= JOB =
Copy each line that contains the word "ихтыяҗлары".

= DATASET RECORDS =

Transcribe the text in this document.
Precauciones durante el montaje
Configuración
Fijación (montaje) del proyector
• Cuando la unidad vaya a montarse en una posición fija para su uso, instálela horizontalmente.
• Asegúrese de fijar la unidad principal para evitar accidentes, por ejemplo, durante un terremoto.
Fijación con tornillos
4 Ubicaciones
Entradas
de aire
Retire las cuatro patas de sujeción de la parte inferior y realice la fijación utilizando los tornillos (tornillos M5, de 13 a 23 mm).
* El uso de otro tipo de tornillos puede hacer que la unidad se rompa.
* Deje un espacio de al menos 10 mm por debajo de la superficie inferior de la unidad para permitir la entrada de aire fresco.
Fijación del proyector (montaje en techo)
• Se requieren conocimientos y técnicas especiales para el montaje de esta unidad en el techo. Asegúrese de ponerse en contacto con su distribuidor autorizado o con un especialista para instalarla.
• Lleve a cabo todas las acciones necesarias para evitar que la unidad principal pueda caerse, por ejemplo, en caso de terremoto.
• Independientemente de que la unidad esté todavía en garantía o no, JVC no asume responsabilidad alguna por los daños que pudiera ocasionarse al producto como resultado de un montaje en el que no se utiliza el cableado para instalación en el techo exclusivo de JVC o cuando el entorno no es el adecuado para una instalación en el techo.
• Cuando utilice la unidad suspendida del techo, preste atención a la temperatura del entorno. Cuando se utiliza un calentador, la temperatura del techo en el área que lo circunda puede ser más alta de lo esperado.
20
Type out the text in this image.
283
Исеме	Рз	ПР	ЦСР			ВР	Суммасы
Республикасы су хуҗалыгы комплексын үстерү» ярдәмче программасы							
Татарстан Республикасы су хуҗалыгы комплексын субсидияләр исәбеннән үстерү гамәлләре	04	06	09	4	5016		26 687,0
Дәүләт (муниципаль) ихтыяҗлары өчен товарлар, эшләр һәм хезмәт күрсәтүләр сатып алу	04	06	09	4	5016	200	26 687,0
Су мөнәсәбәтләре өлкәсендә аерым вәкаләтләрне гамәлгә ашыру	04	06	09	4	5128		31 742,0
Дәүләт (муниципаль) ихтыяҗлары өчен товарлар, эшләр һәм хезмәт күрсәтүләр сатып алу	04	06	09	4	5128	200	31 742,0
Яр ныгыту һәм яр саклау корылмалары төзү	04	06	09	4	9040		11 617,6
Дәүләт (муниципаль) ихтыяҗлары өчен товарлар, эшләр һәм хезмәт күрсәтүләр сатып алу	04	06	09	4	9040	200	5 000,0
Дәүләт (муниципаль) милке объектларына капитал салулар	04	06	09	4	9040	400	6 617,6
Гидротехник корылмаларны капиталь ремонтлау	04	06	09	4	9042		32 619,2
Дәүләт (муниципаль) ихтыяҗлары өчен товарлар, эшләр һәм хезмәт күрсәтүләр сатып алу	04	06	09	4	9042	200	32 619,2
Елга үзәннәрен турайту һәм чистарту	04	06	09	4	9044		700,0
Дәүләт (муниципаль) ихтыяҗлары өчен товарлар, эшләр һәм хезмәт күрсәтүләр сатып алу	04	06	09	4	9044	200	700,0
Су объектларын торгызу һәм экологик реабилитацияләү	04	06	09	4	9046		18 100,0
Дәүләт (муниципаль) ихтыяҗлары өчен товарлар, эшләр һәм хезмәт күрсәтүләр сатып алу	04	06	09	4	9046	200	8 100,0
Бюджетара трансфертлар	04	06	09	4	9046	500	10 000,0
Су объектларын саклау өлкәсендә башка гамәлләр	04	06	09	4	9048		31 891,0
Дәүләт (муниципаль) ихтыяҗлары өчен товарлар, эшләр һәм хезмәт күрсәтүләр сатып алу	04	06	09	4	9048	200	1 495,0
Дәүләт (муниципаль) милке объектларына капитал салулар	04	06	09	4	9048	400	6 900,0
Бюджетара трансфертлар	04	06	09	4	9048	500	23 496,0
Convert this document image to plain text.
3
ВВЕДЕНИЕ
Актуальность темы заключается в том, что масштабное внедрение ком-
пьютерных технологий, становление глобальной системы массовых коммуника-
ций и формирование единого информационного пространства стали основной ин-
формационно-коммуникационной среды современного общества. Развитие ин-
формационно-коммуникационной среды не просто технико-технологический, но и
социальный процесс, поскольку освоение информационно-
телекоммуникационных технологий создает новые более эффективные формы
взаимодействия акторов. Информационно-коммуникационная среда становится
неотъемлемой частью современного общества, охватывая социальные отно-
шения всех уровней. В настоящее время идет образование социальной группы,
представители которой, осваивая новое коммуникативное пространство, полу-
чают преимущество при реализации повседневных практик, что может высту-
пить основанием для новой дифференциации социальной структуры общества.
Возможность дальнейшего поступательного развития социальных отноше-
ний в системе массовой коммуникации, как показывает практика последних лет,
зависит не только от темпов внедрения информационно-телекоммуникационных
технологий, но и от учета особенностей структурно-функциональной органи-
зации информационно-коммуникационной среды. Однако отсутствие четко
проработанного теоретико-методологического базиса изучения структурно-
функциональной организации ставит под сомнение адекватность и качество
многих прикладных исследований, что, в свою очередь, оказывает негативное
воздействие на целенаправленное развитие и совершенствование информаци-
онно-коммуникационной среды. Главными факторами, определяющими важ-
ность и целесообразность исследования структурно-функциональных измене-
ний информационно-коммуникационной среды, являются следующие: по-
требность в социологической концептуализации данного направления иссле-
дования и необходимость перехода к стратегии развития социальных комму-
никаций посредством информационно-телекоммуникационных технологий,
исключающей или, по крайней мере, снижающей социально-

= RESULT OF THE TASK =
Дәүләт (муниципаль) ихтыяҗлары өчен товарлар, эшләр һәм хезмәт күрсәтүләр сатып алу	04	06	09	4	5016	200	26 687,0
Дәүләт (муниципаль) ихтыяҗлары өчен товарлар, эшләр һәм хезмәт күрсәтүләр сатып алу	04	06	09	4	5128	200	31 742,0
Дәүләт (муниципаль) ихтыяҗлары өчен товарлар, эшләр һәм хезмәт күрсәтүләр сатып алу	04	06	09	4	9040	200	5 000,0
Дәүләт (муниципаль) ихтыяҗлары өчен товарлар, эшләр һәм хезмәт күрсәтүләр сатып алу	04	06	09	4	9042	200	32 619,2
Дәүләт (муниципаль) ихтыяҗлары өчен товарлар, эшләр һәм хезмәт күрсәтүләр сатып алу	04	06	09	4	9044	200	700,0
Дәүләт (муниципаль) ихтыяҗлары өчен товарлар, эшләр һәм хезмәт күрсәтүләр сатып алу	04	06	09	4	9046	200	8 100,0
Дәүләт (муниципаль) ихтыяҗлары өчен товарлар, эшләр һәм хезмәт күрсәтүләр сатып алу	04	06	09	4	9048	200	1 495,0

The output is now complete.